#### TASK DETAILS:
Show all lines that include the string "JSON"; copy each one.

----

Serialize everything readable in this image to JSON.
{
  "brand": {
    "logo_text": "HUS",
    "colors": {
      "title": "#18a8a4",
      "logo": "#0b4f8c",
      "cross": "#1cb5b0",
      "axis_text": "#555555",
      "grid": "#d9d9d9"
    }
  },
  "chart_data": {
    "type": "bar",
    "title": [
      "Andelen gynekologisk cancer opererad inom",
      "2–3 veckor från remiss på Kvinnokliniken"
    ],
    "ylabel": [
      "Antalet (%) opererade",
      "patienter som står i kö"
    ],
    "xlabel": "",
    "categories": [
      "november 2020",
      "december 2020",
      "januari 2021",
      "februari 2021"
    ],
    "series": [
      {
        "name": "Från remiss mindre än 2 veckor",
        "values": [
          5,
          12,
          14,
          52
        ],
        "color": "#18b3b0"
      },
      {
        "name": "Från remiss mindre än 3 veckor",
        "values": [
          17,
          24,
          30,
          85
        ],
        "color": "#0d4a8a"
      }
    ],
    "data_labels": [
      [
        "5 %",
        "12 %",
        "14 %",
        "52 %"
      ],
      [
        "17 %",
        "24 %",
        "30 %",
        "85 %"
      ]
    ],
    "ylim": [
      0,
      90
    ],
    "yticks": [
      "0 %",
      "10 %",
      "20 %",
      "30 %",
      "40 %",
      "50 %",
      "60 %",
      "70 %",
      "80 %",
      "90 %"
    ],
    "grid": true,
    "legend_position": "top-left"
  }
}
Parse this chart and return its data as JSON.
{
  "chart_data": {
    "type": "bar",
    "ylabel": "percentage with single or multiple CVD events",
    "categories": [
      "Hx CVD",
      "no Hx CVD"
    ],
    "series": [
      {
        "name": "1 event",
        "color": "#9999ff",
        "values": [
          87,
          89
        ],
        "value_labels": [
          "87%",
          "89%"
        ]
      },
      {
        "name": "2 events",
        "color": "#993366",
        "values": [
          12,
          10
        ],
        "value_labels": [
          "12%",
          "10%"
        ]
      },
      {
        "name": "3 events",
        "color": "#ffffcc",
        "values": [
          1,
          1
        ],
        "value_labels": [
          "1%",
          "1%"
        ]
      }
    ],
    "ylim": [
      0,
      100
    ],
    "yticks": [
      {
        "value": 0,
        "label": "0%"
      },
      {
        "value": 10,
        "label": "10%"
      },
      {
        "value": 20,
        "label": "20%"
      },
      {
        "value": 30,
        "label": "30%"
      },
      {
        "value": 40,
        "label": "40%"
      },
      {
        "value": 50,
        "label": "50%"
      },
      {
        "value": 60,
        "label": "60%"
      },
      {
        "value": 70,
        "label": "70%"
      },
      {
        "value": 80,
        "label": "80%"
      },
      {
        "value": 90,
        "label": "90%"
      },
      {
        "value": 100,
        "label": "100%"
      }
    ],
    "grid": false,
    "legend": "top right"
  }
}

----

#### TASK SOLUTION:
Serialize everything readable in this image to JSON.
Parse this chart and return its data as JSON.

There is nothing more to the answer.